→ **Consigne A**
D'après l'article sur la novlangue, quel jour Guillaume Erner s'est-il entretenu avec Anne Jonchery et Jacques Attali ?
→ **Consigne B**
Citez toutes les personnes nommées dans l'article sur la novlangue.
→ **Consigne C**
Traduisez en anglais la phrase suivante de l'article sur la novlangue : « Le sujet portait essentiellement sur la culture pendant le confinement. »

→ **Texte fourni**
====================

Dernières nouvelles de la novlangue: parlez-vous le Attali?

Jacques Attali, expert de la novlangue

par Didier Desrimais – 30 décembre 2020 CAUSEUR

Jacques Attali a profité de la crise sanitaire pour partager ses talents d’expert en novlangue. On ne peut que s’incliner devant ce parfait agent du techno-monde. 

Mardi 15 décembre, aux Matins de France Culture, Guillaume Erner s’est entretenu avec Anne Jonchery et Jacques Attali. Le sujet portait essentiellement sur la culture pendant le confinement. À cette occasion, nous avons pu entendre des choses surprenantes dans une langue tout aussi surprenante, dérivée de la novlangue française déjà abordée dans ces colonnes. En parfait agent du techno-monde et des procédures techniques d’effacement du réel, Jacques Attali en est devenu non seulement un locuteur exemplaire mais aussi un créateur d’expressions ou de mots. Il invente par exemple un nouveau substantif masculin, “être-ensemble”, que nous sommes censés comprendre d’emblée et sans effort. C’est qu’il croit que nous partageons le même monde. C’est qu’il n’imagine même pas qu’il puisse y en avoir un autre.

====================

→ **Lignes de données**

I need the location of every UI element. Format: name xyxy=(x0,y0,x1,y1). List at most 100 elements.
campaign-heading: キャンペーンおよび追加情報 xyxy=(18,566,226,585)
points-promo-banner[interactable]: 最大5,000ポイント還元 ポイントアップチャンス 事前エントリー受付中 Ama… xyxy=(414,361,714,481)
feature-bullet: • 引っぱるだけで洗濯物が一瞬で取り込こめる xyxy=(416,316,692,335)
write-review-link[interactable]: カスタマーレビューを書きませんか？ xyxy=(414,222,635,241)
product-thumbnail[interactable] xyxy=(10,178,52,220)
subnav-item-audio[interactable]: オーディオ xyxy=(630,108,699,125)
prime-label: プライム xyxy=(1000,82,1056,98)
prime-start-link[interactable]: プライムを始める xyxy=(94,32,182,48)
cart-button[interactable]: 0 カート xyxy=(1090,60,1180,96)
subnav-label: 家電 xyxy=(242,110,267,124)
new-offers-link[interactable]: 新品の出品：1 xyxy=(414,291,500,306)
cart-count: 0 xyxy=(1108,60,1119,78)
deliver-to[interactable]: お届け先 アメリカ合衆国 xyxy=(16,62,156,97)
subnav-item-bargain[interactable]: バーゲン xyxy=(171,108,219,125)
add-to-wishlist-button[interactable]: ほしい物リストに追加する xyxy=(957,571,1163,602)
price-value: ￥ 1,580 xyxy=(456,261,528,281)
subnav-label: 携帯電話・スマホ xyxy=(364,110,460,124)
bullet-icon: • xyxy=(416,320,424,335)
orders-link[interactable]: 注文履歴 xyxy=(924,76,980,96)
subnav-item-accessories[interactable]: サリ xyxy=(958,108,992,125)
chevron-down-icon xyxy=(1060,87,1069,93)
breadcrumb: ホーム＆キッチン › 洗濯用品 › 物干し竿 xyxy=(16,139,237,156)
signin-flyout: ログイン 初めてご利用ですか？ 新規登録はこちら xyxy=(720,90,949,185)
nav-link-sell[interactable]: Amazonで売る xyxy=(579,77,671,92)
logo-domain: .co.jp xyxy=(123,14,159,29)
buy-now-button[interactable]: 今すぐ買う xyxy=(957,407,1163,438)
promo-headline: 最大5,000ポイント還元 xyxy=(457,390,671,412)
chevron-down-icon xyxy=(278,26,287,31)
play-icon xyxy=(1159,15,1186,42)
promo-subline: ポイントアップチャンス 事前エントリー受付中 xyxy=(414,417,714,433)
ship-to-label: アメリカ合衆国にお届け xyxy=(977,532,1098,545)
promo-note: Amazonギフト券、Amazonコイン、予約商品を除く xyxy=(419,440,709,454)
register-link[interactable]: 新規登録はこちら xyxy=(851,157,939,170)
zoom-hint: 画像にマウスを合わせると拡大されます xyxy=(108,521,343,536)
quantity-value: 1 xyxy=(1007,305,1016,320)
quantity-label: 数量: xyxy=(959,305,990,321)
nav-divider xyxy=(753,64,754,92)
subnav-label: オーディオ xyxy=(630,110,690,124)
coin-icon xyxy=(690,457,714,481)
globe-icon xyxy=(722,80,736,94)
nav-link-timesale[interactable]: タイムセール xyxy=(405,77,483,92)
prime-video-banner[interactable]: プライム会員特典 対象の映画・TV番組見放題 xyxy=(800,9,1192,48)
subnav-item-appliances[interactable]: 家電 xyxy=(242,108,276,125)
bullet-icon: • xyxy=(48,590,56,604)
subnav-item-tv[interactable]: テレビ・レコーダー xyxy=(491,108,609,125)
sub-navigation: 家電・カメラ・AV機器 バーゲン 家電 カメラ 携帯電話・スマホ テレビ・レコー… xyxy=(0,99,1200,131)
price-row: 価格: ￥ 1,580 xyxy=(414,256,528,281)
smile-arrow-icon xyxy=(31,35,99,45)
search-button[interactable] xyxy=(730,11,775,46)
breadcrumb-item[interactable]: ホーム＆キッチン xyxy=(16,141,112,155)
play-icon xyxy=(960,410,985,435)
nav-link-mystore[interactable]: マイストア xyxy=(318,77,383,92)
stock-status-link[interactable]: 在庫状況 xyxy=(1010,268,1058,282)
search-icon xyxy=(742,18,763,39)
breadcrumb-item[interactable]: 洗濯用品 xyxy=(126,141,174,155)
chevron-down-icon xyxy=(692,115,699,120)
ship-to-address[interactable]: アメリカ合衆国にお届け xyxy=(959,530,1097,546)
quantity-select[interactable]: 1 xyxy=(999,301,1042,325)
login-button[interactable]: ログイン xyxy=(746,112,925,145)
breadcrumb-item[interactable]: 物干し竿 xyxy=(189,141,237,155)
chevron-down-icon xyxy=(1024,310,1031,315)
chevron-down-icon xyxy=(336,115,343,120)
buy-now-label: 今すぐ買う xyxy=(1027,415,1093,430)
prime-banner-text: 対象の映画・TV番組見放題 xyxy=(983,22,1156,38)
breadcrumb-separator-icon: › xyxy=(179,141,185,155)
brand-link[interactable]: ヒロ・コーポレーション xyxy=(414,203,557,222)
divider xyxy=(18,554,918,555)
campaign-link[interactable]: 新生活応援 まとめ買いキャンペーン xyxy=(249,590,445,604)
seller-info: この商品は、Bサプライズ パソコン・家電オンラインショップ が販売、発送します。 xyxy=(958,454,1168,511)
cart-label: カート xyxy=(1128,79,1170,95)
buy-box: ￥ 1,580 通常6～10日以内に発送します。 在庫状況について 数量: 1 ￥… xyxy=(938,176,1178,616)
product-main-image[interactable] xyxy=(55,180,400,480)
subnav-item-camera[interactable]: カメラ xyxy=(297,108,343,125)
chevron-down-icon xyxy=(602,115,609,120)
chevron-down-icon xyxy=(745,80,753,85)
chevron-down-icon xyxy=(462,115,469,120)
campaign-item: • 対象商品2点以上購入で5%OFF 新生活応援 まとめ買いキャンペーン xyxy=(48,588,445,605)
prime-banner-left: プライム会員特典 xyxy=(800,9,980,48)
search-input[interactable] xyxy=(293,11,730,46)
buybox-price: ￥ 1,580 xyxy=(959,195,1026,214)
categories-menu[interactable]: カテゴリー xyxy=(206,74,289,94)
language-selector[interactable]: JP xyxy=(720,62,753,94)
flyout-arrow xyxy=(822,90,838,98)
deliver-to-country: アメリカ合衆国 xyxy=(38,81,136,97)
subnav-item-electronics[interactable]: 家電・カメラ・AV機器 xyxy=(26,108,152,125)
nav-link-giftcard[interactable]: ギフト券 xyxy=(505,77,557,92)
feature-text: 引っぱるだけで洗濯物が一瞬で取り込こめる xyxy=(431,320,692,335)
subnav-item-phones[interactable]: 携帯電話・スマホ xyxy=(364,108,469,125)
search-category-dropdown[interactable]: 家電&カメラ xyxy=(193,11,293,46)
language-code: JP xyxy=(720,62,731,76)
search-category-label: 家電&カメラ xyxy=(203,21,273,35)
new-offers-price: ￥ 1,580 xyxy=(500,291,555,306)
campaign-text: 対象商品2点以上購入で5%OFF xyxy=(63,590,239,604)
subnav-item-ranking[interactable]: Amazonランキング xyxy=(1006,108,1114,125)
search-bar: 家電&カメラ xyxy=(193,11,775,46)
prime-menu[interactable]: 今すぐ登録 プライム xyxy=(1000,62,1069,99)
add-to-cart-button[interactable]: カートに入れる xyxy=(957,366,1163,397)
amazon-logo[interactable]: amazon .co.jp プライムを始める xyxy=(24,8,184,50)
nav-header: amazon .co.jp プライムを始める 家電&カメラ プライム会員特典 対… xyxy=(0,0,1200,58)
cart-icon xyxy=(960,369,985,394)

====================

→ **Réponse A**
Le mardi 15 décembre.

→ **Réponse B**
Jacques Attali, Didier Desrimais, Guillaume Erner, Anne Jonchery

→ **Réponse C**
The topic was mainly about culture during the lockdown.